Work instructions
(a) According to the Active Directory configuration page, how many built-in groups of each domain must the Access Manager service account belong to?
(b) Retype the Active Directory configuration page word for word from "Active Directory configuration" to "of each domain.".
+++ Source text +++
Active Directory configuration page
Last updated
Last updated
In order for the Access Manager service to evaluate user permissions, its service account needs to be a member of three built-in groups of each domain.
The first is the Windows Authorization Access Group
. This allows the service account to compute the tokenAndUniversalGroups
for a user in the directory. This ensures that the service account can see the user's full group membership.
The second group is the Access Control Assistance Operators
group. This allows Access Manager to ask a domain controller in a trusting forest to perform access checks on its behalf. Membership in this group is not technically required in the domain and forest that the Access Manager Service runs in.
The final group is the Pre-Windows 2000 compatible access
group. This group allows Access Manager to read objects within the domain. Usually, permission is granted automatically by the fact that this group, by default, contains the special Authenticated users
principal. If you have removed Authenticated users
from this group for security or privacy reasons, you'll need to make sure that the AMS service account can read objects in the domain. The easiest way to achieve this is to add the service account to the Pre-Windows 2000 compatible access
group. Alternatively, you can manually grant permissions for the service account to read all properties of groups, users and computers in the domain (Note that the user interface will still show a group membership warning in this case).
These groups provide read only access to authorization information within the domain.
+++ Data records +++
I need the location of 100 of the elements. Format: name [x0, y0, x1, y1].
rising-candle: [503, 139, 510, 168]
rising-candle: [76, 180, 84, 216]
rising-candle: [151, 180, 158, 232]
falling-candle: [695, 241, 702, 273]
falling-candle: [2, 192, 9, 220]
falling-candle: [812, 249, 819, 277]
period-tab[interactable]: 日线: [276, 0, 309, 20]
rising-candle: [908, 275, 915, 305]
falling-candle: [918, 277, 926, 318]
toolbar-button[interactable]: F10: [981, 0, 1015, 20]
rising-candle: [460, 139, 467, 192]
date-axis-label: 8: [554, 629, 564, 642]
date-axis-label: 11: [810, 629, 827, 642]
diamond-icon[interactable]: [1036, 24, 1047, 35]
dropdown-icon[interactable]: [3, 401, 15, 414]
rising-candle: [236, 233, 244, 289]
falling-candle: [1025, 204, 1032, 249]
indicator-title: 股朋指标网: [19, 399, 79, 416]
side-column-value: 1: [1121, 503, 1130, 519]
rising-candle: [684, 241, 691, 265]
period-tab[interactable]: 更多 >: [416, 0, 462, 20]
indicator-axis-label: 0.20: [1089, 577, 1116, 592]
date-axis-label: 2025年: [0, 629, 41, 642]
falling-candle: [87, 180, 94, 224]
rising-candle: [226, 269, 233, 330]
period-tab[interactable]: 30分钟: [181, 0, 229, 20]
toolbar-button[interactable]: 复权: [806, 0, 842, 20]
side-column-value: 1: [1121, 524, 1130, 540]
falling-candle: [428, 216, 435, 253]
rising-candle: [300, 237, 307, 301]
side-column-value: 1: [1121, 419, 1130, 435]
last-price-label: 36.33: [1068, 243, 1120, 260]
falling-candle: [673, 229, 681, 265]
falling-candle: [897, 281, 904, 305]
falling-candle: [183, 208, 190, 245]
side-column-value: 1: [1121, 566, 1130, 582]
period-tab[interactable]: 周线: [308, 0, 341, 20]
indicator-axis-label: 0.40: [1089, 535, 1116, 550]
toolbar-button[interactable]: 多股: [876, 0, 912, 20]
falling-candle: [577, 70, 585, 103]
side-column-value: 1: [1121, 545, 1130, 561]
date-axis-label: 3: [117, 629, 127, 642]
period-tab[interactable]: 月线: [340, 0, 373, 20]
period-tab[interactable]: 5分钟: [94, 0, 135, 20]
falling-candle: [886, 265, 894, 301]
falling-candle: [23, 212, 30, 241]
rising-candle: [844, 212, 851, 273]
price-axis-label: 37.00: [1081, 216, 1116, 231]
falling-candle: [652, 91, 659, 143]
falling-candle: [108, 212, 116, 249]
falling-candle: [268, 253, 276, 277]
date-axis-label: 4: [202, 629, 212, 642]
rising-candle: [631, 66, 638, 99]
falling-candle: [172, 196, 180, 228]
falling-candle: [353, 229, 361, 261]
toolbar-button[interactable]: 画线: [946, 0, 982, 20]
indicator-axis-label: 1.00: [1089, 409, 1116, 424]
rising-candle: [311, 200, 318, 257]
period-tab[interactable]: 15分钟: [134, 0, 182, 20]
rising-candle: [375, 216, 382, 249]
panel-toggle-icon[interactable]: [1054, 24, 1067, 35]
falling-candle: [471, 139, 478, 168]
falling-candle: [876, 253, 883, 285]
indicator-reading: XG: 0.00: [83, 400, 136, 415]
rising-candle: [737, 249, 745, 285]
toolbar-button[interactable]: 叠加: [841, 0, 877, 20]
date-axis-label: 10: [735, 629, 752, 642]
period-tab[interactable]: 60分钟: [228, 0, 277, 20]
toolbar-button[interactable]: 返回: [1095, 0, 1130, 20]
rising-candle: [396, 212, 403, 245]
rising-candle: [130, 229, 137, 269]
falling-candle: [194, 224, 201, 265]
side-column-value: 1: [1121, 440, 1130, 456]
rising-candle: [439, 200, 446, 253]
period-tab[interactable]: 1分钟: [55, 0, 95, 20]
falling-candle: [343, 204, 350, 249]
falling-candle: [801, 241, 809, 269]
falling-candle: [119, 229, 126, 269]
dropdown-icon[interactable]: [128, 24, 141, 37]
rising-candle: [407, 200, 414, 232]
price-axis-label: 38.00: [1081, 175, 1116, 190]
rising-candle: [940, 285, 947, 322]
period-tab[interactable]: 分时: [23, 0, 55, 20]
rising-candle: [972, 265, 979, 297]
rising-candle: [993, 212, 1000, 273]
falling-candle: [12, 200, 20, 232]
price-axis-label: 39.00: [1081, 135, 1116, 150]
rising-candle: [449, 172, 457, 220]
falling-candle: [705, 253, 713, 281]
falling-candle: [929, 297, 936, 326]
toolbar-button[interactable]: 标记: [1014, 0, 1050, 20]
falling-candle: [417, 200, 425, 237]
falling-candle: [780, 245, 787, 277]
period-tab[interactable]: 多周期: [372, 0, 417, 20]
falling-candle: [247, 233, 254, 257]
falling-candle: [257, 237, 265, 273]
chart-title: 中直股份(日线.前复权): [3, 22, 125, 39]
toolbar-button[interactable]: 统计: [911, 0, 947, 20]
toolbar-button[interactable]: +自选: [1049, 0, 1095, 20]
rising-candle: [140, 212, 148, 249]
+++
Answers per task
(a) Three

(b)
Active Directory configuration page
Last updated
Last updated
In order for the Access Manager service to evaluate user permissions, its service account needs to be a member of three built-in groups of each domain.